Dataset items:

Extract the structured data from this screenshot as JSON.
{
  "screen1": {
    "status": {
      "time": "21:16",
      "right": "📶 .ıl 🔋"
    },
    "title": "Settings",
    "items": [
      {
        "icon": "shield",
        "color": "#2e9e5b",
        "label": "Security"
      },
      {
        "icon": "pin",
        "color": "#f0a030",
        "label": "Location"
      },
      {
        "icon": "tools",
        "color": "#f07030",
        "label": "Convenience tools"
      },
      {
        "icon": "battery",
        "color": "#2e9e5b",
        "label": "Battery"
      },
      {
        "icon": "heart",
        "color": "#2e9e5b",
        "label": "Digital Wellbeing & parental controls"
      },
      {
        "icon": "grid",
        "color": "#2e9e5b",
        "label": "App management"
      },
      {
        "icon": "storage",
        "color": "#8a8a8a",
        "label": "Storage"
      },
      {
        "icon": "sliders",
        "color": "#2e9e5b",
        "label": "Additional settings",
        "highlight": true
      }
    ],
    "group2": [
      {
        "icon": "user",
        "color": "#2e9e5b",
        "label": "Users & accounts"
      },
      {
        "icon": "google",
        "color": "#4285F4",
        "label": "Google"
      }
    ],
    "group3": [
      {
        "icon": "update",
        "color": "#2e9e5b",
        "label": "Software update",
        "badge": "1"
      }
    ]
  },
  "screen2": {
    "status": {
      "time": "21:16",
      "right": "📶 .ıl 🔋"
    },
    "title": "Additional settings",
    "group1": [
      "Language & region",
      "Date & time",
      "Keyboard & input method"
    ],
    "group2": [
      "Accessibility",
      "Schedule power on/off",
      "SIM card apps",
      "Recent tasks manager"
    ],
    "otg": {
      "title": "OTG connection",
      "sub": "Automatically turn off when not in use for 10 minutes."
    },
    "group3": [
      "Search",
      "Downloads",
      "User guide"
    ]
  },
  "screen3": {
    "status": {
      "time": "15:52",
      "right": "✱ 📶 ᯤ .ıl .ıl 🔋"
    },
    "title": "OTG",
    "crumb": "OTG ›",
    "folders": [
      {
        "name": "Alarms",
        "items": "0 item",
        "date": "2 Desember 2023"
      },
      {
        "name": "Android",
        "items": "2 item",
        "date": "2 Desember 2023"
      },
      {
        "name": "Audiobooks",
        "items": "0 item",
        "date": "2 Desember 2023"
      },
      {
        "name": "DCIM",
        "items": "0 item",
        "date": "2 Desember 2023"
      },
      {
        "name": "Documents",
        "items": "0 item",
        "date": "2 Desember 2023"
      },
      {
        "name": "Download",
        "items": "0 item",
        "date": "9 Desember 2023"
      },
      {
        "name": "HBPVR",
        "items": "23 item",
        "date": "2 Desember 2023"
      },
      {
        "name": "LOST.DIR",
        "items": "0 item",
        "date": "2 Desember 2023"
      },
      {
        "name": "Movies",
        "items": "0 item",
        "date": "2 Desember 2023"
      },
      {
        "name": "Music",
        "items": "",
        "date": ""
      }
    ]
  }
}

WRITTEN EXERCISE:
Return every line exactly.

EXERCISE SOLUTION:
Extract the structured data from this screenshot as JSON.
{
  "screen1": {
    "status": {
      "time": "21:16",
      "right": "📶 .ıl 🔋"
    },
    "title": "Settings",
    "items": [
      {
        "icon": "shield",
        "color": "#2e9e5b",
        "label": "Security"
      },
      {
        "icon": "pin",
        "color": "#f0a030",
        "label": "Location"
      },
      {
        "icon": "tools",
        "color": "#f07030",
        "label": "Convenience tools"
      },
      {
        "icon": "battery",
        "color": "#2e9e5b",
        "label": "Battery"
      },
      {
        "icon": "heart",
        "color": "#2e9e5b",
        "label": "Digital Wellbeing & parental controls"
      },
      {
        "icon": "grid",
        "color": "#2e9e5b",
        "label": "App management"
      },
      {
        "icon": "storage",
        "color": "#8a8a8a",
        "label": "Storage"
      },
      {
        "icon": "sliders",
        "color": "#2e9e5b",
        "label": "Additional settings",
        "highlight": true
      }
    ],
    "group2": [
      {
        "icon": "user",
        "color": "#2e9e5b",
        "label": "Users & accounts"
      },
      {
        "icon": "google",
        "color": "#4285F4",
        "label": "Google"
      }
    ],
    "group3": [
      {
        "icon": "update",
        "color": "#2e9e5b",
        "label": "Software update",
        "badge": "1"
      }
    ]
  },
  "screen2": {
    "status": {
      "time": "21:16",
      "right": "📶 .ıl 🔋"
    },
    "title": "Additional settings",
    "group1": [
      "Language & region",
      "Date & time",
      "Keyboard & input method"
    ],
    "group2": [
      "Accessibility",
      "Schedule power on/off",
      "SIM card apps",
      "Recent tasks manager"
    ],
    "otg": {
      "title": "OTG connection",
      "sub": "Automatically turn off when not in use for 10 minutes."
    },
    "group3": [
      "Search",
      "Downloads",
      "User guide"
    ]
  },
  "screen3": {
    "status": {
      "time": "15:52",
      "right": "✱ 📶 ᯤ .ıl .ıl 🔋"
    },
    "title": "OTG",
    "crumb": "OTG ›",
    "folders": [
      {
        "name": "Alarms",
        "items": "0 item",
        "date": "2 Desember 2023"
      },
      {
        "name": "Android",
        "items": "2 item",
        "date": "2 Desember 2023"
      },
      {
        "name": "Audiobooks",
        "items": "0 item",
        "date": "2 Desember 2023"
      },
      {
        "name": "DCIM",
        "items": "0 item",
        "date": "2 Desember 2023"
      },
      {
        "name": "Documents",
        "items": "0 item",
        "date": "2 Desember 2023"
      },
      {
        "name": "Download",
        "items": "0 item",
        "date": "9 Desember 2023"
      },
      {
        "name": "HBPVR",
        "items": "23 item",
        "date": "2 Desember 2023"
      },
      {
        "name": "LOST.DIR",
        "items": "0 item",
        "date": "2 Desember 2023"
      },
      {
        "name": "Movies",
        "items": "0 item",
        "date": "2 Desember 2023"
      },
      {
        "name": "Music",
        "items": "",
        "date": ""
      }
    ]
  }
}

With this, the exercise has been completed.